◆ WORK REQUIRED
Below are the records; pull every line that includes "flag".
+ + +
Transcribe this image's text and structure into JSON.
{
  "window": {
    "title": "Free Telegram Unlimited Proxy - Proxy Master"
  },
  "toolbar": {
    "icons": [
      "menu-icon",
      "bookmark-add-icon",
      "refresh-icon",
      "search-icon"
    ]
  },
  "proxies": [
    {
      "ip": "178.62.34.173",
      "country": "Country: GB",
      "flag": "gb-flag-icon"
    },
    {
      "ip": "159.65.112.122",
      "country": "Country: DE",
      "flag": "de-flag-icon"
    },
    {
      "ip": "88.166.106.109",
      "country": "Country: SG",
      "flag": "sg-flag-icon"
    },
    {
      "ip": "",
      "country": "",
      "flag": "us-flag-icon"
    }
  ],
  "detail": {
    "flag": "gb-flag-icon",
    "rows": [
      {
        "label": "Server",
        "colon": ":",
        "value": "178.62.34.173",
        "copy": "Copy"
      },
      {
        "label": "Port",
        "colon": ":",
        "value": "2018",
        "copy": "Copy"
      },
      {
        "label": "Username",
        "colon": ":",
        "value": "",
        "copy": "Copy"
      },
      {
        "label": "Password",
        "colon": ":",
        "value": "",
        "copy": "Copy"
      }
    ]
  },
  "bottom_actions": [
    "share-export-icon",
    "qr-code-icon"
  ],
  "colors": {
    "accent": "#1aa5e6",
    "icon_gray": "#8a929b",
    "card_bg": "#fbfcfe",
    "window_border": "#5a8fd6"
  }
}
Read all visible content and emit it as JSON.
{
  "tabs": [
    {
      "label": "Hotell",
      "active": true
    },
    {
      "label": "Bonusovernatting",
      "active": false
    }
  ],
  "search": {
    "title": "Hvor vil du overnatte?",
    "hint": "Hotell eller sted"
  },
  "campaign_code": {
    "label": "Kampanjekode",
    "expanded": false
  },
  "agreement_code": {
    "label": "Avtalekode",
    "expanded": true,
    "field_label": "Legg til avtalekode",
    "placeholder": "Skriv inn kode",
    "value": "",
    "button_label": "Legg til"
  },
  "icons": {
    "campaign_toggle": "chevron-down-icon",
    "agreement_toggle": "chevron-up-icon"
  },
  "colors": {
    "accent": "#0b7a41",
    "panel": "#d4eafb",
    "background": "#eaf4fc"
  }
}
+ + +
◆ EXERCISE SOLUTION
      "flag": "gb-flag-icon"
      "flag": "de-flag-icon"
      "flag": "sg-flag-icon"
      "flag": "us-flag-icon"
    "flag": "gb-flag-icon",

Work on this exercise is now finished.